**** EXCERPT
The transversus abdominus muscle (TA) plays a very important role in pelvic floor (PF) rehabilitation and function, yet most explanations for controlling continence don’t mention any exercises other than Kegels. Why is this? Have our media outlets failed us by over-simplifying the method of PF strengthening, leaving those who are following their direction destined for failure? I believe so. Today let’s take a closer look at this postural muscle and the role it plays in core stability and pelvic floor strength.
First let’s get a good visual of our anatomy (you can find a good visual here: http://www.easyvigour.net.nz/fitness/hpilatesintro1_2.htm ). The muscle fibers of the TA, or lower abdominals, encircle our abdomen and pelvic area, reaching around to the thoracolumbar fascia of our lower back. This area that our TA muscle encircles narrows from our waistline down within our pelvic inlet (the area bordered in the back by our sacrum and on the sides by our two pelvic bones.) The transverse fibers of our lower abdominals run around our waist and within our pelvic inlet like a corset or brace that we can cinch up by drawing our belly button in. This corset of transversus muscle fibers narrows like a cone, ending at the level of our pubic bone. As our TA contracts, this cone squeezes like a shrink wrap, displacing air and pressure upwards and providing more stability to the individual segments of our lower spine. I also like to describe this TA squeeze as a vacuum, helping to pull our PF up and our lower abdominals in tight, only to displace the pressure upwards to our expanding lower rib cage and chest. It is easy to recognize someone standing or sitting with the TA muscle engaged because their chest will be lifted making them stand and sit taller.
Now let’s focus on the role the TA plays in PF strength. It has been shown that the lower fibers of our TA muscle that lie within our pelvic inlet work closely with our PF muscles, which span the base of our pelvis. Some preliminary studies have even shown that there may be a direct connection of some of the fibers of the PF and TA. Whether or not this is proven to be true – one thing we do know is that these two muscles work together as the deepest contraction, the first stabilizers, as the root of our core. (You can also include our multifidi muscles in this deep contraction but we will talk about those segmental stabilizers on another day).
You can feel this intimate connection between your pelvic floor and your TA as you perform pelvic floor elevations. When doing the two-step Kegel that I teach on the Hab-It: Pelvic Floor DVD, you will begin to feel how your TA is activated every time you work to draw your pelvic floor up into your pelvic outlet. Conversely, you can also feel your PF contract every time you work to draw your TA in while holding neutral posture. Studies have shown an increase in contractile force of our TA and PF muscles when activated together vs. contracting individually. This paints a clear picture that we need a strong TA firing along with our PF muscles to achieve optimal strength gains and efficient firing of our pelvic floor. Complete resolution of incontinence or better control of our prolapse symptoms can not be expected if we don’t have both these muscles firing together.
********
**** DATA EXTRACT
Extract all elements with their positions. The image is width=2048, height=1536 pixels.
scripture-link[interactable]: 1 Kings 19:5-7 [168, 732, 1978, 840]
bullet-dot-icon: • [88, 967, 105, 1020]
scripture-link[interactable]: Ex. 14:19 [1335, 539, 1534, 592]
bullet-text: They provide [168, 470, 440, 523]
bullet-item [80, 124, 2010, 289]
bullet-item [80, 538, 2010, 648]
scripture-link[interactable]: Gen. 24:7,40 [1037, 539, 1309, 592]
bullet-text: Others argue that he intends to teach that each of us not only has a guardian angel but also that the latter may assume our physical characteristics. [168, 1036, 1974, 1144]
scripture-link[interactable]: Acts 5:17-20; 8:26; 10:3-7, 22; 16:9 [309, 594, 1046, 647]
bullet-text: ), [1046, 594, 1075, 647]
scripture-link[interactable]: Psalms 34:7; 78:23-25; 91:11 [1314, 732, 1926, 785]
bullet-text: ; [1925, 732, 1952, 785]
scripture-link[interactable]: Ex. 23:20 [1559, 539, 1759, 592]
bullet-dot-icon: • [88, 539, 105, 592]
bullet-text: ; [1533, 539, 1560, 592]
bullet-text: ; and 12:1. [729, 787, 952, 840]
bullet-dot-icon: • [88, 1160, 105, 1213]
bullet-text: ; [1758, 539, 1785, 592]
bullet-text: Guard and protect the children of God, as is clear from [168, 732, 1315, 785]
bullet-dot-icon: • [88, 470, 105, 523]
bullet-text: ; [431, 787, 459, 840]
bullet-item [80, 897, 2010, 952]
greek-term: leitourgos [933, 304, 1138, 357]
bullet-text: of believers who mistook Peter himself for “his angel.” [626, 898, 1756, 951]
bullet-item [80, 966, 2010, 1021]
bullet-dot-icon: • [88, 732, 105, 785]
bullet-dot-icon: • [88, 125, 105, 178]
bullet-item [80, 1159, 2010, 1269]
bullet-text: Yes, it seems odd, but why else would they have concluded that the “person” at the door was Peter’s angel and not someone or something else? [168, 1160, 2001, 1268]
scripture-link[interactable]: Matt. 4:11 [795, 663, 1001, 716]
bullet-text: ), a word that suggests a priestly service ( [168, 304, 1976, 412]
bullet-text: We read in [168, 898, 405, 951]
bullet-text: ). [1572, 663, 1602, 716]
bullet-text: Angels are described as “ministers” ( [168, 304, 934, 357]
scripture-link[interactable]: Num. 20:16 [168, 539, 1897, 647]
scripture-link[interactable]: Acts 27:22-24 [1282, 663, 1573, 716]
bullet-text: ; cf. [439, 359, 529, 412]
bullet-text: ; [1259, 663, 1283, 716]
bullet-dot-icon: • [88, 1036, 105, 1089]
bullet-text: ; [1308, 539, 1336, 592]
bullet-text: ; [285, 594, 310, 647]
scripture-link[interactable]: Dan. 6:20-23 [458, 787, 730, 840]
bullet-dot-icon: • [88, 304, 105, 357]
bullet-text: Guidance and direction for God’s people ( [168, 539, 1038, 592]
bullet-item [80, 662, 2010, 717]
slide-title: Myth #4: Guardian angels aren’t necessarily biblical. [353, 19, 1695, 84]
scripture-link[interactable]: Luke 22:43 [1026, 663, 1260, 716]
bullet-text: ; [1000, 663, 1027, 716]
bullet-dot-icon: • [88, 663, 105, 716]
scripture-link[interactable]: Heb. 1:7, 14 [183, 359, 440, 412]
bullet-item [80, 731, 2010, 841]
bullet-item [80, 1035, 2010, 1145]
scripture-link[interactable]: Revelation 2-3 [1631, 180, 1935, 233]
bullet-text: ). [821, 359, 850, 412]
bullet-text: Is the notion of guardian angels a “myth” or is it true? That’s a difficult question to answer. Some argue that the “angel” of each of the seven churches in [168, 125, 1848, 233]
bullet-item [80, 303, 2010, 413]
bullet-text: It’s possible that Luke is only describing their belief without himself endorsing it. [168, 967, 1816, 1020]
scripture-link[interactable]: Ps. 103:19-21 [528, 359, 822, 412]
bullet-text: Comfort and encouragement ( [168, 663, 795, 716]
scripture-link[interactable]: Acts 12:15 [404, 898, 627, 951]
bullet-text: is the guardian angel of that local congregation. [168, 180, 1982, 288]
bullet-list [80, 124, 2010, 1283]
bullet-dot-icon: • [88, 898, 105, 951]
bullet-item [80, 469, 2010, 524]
********
### PROBLEM TO SOLVE
Answer these questions from the passage on the transversus abdominus muscle:
(a) At what level does the cone of transversus muscle fibers end?
(b) Which muscles does the passage say can also be included in the deep contraction with the pelvic floor and transversus abdominus?
(c) On which DVD is the two-step Kegel taught?

### OUTPUT
(a) The cone ends at the level of the pubic bone.
(b) The multifidi muscles can also be included.
(c) It is taught on the Hab-It: Pelvic Floor DVD.